> _CONSEGNA A_:
Trascrivi senza alcuna modifica le righe del dataset: comincia dalla prima e fermati dopo quella che contiene "heatmap-column <box>415 47 418 241</box>", che va inclusa.

> _TESTO DA LEGGERE_:

==*==

Oggi, nel cuore delle democrazie liberali occidentali – e in Europa in particolare – vediamo il consolidarsi di dispositivi legislativi e tecnologici che si muovono in questa direzione. Il green pass, i permessi a punti, l'eutanasia legale, l'aborto come diritto individuale, il denaro digitale programmabile, le smart cities, i parametri di sostenibilità ambientale imposti su cibo e mobilità: tutti questi elementi concorrono a delineare una nuova forma di governo, non più rappresentativa e popolare, ma tecnocratica, regolativa e selettiva.

La transizione ecologica come leva normativa

L’ecologismo, nato come giusta attenzione alla custodia del creato, è stato assorbito e trasformato in un apparato ideologico che giustifica l’intervento invasivo dello Stato e delle istituzioni sovranazionali nelle scelte private. L'imposizione di limiti alla mobilità (auto considerate non “green”), di vincoli edilizi alle abitazioni (impossibilità di ristrutturare se non secondo criteri energetici stabiliti dall’alto), e la penalizzazione fiscale o amministrativa per chi non si conforma, vanno ben oltre la tutela ambientale: configurano una vera e propria ingegneria sociale.

Il corpo come campo di sperimentazione normativa

La fecondazione artificiale, la gestazione per altri, la riassegnazione di sesso, l'eutanasia legalizzata, non sono più eccezioni regolamentate con prudenza, ma elementi di un “nuovo diritto” post-umano, fondato sull’individualismo radicale e su una concezione funzionalista del corpo umano. Si delinea così un mercato legalizzato della vita e della morte, dove l’apparato statale funge da regolatore tecnico di scelte che un tempo spettavano alla coscienza, alla morale e alla cultura. Il risultato è una "democrazia biomedica", in cui i diritti fondamentali si trasformano in prestazioni amministrative.

L’uomo sotto sorveglianza permanente

Il passaggio al denaro digitale, promosso ufficialmente per contrastare l’evasione e aumentare l’efficienza, comporta un controllo totale sui comportamenti economici del cittadino. Così come le smart cities “a 15 minuti”, che promettono comodità, ma possono trasformarsi in zone a mobilità e consumi sorvegliati. Le etichette alimentari con “semafori” ambientali, apparentemente innocue, preparano un regime alimentare imposto da agenzie non elette che decidono cosa è “sostenibile” mangiare, secondo criteri non sempre scientificamente condivisi.

==*==

> _CONTENUTO DEL DATASET_:
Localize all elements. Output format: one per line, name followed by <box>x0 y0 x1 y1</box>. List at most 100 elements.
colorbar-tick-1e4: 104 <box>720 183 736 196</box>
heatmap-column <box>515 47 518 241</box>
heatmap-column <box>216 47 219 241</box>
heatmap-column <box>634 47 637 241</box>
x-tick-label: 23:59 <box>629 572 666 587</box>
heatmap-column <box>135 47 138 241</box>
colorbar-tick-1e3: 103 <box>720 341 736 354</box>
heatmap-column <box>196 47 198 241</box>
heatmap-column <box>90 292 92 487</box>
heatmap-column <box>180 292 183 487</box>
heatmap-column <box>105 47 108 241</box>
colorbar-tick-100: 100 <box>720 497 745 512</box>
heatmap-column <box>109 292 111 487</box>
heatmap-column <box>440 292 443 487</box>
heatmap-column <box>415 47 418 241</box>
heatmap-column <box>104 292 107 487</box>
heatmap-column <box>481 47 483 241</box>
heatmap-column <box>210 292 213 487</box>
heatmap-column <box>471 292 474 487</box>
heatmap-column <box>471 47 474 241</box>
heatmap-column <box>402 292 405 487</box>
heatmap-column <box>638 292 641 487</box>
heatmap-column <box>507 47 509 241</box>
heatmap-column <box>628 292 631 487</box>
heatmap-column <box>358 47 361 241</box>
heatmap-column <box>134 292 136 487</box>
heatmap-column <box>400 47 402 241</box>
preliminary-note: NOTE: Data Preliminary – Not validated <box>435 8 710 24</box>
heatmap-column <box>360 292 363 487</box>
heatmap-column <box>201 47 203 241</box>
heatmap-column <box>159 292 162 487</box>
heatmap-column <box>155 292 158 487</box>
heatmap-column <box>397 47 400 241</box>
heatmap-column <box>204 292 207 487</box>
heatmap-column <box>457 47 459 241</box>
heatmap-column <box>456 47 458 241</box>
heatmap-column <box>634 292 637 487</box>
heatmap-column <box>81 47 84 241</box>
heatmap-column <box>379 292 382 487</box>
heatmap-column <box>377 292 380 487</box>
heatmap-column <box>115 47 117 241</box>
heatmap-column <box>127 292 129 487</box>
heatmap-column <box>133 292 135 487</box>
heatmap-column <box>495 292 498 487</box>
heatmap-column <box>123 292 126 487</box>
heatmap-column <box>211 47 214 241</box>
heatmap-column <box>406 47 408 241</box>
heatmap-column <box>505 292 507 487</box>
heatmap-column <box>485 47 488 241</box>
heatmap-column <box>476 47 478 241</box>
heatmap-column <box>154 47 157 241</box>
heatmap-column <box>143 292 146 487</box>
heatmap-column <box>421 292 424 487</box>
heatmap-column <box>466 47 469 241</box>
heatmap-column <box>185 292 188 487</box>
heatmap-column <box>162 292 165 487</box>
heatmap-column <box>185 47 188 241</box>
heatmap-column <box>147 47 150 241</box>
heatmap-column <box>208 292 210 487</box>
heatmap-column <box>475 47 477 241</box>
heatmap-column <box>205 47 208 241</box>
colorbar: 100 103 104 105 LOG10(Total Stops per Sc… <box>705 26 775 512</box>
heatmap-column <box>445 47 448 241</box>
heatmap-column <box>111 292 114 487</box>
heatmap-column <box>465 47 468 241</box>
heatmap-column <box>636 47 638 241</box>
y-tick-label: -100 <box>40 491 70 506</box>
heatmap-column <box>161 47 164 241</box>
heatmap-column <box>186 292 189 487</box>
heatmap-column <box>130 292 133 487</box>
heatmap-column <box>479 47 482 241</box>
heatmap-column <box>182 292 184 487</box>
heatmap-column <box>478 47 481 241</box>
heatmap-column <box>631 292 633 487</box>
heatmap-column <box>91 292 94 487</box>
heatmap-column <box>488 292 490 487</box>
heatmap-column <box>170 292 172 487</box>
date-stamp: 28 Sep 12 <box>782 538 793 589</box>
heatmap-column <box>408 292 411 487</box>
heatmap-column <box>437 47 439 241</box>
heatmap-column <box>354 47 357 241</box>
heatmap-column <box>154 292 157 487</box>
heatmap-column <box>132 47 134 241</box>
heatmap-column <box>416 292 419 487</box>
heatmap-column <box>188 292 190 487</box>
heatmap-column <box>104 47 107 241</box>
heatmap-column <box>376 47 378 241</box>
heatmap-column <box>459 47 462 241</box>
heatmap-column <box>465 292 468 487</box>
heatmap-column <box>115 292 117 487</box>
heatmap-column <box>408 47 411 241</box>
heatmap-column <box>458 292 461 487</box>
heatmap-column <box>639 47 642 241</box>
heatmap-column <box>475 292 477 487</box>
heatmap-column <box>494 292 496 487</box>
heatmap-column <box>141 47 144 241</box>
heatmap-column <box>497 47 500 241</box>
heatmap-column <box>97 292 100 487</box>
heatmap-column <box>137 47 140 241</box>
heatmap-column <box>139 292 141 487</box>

==*==

> _CONSEGNA B_:
Riprendi, per favore, il testo sul governo tecnocratico nelle democrazie occidentali, proseguendo dopo la sua ultima frase.

> _RISULTATO A_:
Localize all elements. Output format: one per line, name followed by <box>x0 y0 x1 y1</box>. List at most 100 elements.
colorbar-tick-1e4: 104 <box>720 183 736 196</box>
heatmap-column <box>515 47 518 241</box>
heatmap-column <box>216 47 219 241</box>
heatmap-column <box>634 47 637 241</box>
x-tick-label: 23:59 <box>629 572 666 587</box>
heatmap-column <box>135 47 138 241</box>
colorbar-tick-1e3: 103 <box>720 341 736 354</box>
heatmap-column <box>196 47 198 241</box>
heatmap-column <box>90 292 92 487</box>
heatmap-column <box>180 292 183 487</box>
heatmap-column <box>105 47 108 241</box>
colorbar-tick-100: 100 <box>720 497 745 512</box>
heatmap-column <box>109 292 111 487</box>
heatmap-column <box>440 292 443 487</box>
heatmap-column <box>415 47 418 241</box>

> _RISULTATO B_:
Una cittadinanza condizionata

Parallelamente, vediamo crescere la pressione verso una “cittadinanza condizionata”. L’uso di sistemi a punti, la possibilità che il credito sociale venga assegnato in base all’adesione a determinati comportamenti (come già avviene in Cina), è un rischio reale anche in Occidente, dove le tecnologie lo permetterebbero facilmente. Il green pass ne è stato una dimostrazione: per la prima volta nella storia delle democrazie europee, milioni di cittadini sono stati esclusi dalla vita sociale in base a una scelta sanitaria. Ciò che era un diritto universale – lavorare, studiare, viaggiare – è divenuto un privilegio condizionato.

L’obiettivo finale: dissolvere lo Stato nazionale

La promozione dell'immigrazione incontrollata, al di là della necessità di soccorso e integrazione, sembra rientrare in un progetto più ampio di dissoluzione delle identità nazionali. La cittadinanza globale, auspicata in molte sedi internazionali, richiede infatti l’annacquamento delle radici culturali, religiose, linguistiche. Si tratta di un “melting pot” pilotato, non spontaneo, che favorisce la sostituzione di popoli anziché la loro elevazione. In questo quadro, gli Stati vengono svuotati della loro sovranità, mentre un’aristocrazia tecnocratica, selezionata da organismi sovranazionali (Commissione UE, FMI, OMS, ecc.), prende il potere decisionale.

Conclusione: contro il Biopotere, il primato della persona

Di fronte a questo scenario, l’opposizione non può che partire da una riaffermazione radicale della dignità della persona umana, della sovranità popolare, della libertà concreta – quella che non dipende da algoritmi o pass elettronici. È tempo di riscoprire le radici della nostra civiltà: il diritto naturale, la legge morale, la centralità della famiglia, la proprietà privata come presidio di libertà, la libertà religiosa e di pensiero come fondamento della democrazia.

Se non sapremo reagire, ci sveglieremo in una società dove l’uomo sarà programmato, profilato, e premiato solo se conforme. E allora, la tecnocrazia del Biopotere si sarà compiuta davvero.